TASK GOAL:
I need the number of lines in the data that contain the word "walk", and nothing beyond it.

[Document page entries with text]
========================

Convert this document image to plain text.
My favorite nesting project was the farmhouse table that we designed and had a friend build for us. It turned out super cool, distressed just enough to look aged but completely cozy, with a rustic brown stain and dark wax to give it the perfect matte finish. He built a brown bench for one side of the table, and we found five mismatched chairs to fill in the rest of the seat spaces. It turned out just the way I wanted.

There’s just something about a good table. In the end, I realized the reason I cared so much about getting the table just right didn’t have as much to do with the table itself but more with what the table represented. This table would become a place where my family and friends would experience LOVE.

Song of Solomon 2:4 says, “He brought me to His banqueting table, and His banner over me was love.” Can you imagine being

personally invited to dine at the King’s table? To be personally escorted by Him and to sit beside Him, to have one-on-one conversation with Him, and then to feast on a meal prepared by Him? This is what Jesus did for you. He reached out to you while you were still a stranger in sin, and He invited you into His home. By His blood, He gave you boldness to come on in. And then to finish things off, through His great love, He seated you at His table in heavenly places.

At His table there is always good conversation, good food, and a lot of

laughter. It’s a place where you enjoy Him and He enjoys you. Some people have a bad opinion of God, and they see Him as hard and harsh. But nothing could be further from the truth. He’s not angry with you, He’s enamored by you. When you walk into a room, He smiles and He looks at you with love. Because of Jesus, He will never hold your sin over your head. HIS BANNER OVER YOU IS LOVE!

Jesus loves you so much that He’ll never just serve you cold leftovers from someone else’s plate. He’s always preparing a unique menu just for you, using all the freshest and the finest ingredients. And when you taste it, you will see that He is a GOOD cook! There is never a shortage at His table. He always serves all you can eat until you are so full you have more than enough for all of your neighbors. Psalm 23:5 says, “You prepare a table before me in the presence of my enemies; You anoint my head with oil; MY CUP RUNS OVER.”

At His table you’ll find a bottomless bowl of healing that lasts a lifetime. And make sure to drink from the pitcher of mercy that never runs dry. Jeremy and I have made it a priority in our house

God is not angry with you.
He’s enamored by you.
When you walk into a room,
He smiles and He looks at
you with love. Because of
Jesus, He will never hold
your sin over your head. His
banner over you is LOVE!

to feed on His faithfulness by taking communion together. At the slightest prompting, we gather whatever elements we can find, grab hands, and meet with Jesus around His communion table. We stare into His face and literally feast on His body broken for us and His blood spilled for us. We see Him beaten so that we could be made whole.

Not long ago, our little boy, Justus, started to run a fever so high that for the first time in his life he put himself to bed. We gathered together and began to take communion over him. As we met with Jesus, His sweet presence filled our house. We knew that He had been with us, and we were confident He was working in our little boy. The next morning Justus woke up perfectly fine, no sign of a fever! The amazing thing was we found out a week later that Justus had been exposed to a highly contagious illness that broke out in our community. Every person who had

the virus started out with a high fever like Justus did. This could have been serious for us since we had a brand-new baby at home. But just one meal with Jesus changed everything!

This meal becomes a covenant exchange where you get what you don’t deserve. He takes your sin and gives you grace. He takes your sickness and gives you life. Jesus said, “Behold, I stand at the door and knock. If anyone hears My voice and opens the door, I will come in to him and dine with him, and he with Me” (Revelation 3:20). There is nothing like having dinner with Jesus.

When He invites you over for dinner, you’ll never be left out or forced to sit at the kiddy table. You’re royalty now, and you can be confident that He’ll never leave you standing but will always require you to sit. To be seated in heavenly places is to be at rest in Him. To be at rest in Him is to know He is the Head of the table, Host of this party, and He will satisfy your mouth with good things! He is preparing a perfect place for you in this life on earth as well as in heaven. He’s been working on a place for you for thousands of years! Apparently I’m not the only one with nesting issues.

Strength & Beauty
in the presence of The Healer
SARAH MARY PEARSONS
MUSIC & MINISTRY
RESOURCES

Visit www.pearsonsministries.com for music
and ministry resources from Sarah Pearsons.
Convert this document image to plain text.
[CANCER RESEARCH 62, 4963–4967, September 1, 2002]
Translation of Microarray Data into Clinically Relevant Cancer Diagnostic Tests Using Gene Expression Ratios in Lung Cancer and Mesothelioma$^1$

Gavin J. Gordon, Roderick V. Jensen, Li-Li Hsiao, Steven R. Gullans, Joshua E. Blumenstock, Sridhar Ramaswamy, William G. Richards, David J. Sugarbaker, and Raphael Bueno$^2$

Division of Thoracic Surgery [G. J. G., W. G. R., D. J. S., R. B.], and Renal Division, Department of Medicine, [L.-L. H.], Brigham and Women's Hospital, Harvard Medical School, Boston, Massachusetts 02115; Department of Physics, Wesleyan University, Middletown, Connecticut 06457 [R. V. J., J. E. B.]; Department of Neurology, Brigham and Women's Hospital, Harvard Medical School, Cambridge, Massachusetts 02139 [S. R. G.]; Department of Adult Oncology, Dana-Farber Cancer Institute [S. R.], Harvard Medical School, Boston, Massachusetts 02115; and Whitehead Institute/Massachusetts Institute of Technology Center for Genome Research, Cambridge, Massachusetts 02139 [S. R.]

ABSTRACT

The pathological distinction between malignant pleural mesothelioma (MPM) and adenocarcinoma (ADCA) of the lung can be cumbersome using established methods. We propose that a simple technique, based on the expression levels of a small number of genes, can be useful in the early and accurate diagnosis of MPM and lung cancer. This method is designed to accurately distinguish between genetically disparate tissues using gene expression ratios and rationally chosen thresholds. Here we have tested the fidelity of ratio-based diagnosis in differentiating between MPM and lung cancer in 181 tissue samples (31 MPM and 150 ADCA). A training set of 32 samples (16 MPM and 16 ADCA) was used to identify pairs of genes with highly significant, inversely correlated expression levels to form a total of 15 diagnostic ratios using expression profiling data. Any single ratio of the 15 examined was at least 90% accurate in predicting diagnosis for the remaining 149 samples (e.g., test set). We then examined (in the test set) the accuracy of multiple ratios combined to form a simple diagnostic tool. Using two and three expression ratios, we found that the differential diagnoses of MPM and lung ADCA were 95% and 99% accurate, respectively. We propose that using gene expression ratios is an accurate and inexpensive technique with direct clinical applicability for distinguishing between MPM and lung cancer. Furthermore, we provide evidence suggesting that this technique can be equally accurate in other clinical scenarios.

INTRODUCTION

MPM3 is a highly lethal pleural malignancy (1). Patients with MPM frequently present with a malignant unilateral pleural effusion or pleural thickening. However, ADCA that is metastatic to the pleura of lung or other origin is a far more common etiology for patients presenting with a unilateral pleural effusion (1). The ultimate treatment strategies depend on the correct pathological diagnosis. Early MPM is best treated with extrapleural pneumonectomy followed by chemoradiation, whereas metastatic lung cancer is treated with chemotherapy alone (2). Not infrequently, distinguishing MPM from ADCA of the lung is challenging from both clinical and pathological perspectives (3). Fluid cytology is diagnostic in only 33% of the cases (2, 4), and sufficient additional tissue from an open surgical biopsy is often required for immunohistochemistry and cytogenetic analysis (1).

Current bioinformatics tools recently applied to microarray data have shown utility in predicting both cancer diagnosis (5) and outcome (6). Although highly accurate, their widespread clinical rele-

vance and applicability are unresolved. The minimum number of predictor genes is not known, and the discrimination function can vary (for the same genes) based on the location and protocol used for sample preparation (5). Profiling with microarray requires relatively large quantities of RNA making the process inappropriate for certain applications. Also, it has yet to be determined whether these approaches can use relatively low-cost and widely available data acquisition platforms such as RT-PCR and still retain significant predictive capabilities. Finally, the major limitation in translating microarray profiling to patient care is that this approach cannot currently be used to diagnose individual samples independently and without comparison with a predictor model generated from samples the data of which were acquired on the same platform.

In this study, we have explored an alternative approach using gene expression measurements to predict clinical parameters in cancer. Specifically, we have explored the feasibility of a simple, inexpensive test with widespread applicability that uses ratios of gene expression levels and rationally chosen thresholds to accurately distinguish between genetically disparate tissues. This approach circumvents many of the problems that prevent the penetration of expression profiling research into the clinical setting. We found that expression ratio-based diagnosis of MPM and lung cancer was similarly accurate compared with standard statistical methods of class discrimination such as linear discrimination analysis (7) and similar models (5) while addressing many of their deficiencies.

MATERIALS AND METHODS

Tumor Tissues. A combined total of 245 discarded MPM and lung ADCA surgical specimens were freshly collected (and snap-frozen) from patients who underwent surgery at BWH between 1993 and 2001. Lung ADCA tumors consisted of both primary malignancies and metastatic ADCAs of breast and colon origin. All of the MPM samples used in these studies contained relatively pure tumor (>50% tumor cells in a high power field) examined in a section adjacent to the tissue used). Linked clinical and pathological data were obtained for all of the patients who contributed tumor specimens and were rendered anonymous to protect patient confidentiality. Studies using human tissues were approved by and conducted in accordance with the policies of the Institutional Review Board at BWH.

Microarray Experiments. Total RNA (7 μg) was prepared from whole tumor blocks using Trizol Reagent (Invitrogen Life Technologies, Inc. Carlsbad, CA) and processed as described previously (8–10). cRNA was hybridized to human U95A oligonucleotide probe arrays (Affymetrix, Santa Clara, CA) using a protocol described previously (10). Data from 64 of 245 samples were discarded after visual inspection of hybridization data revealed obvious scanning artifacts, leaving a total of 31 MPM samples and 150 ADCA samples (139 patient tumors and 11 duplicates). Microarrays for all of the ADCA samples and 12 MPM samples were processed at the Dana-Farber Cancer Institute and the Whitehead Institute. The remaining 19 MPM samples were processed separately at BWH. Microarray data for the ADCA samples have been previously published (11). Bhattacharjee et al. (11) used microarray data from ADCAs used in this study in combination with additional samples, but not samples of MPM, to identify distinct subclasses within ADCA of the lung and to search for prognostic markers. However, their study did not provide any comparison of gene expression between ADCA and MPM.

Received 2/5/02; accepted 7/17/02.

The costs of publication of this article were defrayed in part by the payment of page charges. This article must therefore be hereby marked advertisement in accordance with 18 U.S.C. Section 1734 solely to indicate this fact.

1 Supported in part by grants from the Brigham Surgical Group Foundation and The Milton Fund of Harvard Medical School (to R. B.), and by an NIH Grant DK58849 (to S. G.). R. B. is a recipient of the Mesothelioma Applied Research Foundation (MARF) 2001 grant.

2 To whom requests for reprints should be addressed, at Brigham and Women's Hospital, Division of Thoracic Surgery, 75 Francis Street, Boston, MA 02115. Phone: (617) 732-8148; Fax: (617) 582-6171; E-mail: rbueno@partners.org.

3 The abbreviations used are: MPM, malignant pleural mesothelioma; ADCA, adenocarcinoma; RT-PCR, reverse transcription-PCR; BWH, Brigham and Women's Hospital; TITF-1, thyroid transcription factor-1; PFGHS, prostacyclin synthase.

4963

========================

OUTPUT OF THE TASK:
2